## Stated goal
In the material below, the lines containing the word "JSON" are required; copy each of them.

• • • • •

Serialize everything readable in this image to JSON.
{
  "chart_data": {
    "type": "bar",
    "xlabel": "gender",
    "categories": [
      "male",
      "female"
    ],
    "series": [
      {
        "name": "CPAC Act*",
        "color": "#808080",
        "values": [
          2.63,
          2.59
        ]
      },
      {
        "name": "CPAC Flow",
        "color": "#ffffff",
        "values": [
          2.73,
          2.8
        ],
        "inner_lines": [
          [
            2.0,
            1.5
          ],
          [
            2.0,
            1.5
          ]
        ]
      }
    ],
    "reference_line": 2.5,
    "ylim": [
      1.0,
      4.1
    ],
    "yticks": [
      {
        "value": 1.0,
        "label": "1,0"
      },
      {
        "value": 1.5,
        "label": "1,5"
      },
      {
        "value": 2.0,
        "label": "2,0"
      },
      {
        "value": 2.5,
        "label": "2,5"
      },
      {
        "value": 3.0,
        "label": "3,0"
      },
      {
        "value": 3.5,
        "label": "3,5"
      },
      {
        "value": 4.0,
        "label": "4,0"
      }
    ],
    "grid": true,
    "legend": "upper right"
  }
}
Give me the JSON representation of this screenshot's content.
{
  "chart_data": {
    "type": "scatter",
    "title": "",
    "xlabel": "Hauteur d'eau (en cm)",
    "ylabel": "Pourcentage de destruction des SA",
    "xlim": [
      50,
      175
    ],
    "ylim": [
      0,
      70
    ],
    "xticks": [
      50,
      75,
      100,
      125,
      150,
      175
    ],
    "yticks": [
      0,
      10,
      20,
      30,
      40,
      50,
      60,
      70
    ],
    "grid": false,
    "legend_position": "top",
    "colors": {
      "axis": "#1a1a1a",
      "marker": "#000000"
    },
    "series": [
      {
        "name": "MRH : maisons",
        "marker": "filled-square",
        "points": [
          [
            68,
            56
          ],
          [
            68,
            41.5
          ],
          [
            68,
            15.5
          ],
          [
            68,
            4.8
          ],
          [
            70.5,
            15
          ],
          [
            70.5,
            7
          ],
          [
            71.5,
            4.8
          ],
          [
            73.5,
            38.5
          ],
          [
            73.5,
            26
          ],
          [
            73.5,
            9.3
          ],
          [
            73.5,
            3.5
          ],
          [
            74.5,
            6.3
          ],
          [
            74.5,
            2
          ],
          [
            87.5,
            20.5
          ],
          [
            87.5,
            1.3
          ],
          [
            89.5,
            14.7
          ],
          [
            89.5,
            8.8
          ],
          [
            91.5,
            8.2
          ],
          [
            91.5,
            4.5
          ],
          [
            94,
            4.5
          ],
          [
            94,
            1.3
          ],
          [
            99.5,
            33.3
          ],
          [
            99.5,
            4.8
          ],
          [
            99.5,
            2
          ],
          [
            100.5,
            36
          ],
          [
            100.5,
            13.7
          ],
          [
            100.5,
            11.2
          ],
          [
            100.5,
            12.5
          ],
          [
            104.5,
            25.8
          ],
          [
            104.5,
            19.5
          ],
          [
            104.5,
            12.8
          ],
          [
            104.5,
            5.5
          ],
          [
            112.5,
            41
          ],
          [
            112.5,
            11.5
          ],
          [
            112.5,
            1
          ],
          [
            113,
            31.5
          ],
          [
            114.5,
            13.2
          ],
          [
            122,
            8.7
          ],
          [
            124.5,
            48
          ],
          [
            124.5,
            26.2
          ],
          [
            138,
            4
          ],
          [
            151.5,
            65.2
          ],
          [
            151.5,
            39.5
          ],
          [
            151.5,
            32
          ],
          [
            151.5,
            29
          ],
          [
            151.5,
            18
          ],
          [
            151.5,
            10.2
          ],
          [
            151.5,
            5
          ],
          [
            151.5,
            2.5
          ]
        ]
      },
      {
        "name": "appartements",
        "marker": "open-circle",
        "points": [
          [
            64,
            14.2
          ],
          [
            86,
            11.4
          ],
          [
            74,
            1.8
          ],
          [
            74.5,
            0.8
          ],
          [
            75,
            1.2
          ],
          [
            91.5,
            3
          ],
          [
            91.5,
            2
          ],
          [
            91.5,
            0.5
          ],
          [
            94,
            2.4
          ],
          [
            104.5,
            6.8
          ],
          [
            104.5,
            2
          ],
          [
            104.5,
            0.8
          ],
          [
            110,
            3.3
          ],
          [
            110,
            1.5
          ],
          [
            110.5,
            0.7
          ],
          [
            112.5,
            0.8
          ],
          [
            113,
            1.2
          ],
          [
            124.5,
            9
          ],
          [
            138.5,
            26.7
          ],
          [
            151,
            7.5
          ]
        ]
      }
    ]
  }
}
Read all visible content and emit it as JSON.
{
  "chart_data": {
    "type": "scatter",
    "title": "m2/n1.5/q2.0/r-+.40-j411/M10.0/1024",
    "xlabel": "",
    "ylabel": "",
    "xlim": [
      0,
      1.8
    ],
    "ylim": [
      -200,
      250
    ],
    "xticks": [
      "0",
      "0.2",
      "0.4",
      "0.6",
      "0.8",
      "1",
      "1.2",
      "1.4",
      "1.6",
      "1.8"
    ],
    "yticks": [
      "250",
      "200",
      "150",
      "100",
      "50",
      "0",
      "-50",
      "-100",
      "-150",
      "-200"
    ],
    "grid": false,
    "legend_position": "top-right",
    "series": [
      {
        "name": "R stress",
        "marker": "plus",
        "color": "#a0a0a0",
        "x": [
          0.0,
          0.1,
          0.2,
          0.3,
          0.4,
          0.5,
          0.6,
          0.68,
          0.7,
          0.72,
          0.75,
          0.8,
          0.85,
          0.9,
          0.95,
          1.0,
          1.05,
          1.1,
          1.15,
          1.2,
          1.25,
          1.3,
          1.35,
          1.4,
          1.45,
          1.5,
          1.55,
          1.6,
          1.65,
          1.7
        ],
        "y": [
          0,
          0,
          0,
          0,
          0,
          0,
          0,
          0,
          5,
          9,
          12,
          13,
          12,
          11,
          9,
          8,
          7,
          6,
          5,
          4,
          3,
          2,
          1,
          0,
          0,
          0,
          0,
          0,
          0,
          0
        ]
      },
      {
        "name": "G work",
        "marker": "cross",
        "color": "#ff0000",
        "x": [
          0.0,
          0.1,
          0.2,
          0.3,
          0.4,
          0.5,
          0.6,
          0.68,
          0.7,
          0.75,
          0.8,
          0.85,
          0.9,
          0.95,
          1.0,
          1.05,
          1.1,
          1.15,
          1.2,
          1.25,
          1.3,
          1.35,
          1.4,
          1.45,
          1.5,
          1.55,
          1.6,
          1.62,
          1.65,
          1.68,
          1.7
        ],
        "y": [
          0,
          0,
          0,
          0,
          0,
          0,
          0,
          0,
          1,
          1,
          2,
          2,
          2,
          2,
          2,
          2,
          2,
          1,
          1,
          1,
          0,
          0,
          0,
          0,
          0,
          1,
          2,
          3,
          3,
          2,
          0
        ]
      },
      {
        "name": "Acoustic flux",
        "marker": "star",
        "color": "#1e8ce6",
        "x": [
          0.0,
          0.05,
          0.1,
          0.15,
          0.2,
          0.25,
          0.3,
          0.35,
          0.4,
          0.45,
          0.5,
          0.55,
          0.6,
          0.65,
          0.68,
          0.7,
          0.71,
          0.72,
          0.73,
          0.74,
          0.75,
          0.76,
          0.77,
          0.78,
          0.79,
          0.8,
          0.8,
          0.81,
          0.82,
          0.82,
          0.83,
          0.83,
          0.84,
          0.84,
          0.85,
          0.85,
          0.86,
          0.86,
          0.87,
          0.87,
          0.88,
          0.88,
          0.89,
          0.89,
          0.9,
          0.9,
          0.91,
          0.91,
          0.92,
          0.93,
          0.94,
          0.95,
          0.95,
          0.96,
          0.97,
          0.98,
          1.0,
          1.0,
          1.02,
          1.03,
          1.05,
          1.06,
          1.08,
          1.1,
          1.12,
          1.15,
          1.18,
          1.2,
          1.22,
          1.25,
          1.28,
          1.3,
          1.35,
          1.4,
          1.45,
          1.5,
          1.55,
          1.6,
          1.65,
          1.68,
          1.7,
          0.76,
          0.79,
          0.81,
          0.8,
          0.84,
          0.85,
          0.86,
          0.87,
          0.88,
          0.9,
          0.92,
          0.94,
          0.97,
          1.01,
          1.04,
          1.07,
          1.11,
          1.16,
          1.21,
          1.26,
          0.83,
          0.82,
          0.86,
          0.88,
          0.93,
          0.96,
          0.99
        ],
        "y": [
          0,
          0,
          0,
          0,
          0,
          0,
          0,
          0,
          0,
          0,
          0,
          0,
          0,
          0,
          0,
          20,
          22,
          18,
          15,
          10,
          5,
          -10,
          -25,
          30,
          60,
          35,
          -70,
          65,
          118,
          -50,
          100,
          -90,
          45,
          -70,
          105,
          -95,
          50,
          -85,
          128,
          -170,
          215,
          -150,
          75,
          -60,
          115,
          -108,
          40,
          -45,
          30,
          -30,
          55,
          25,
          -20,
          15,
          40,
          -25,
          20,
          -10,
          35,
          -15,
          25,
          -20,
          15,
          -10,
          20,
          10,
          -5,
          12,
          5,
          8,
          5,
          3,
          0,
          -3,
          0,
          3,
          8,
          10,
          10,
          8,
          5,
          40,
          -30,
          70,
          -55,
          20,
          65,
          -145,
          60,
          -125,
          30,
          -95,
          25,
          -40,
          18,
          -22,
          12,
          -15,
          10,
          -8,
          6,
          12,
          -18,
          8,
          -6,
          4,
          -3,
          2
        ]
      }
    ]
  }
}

• • • • •

## Answer to this task
Serialize everything readable in this image to JSON.
Give me the JSON representation of this screenshot's content.
Read all visible content and emit it as JSON.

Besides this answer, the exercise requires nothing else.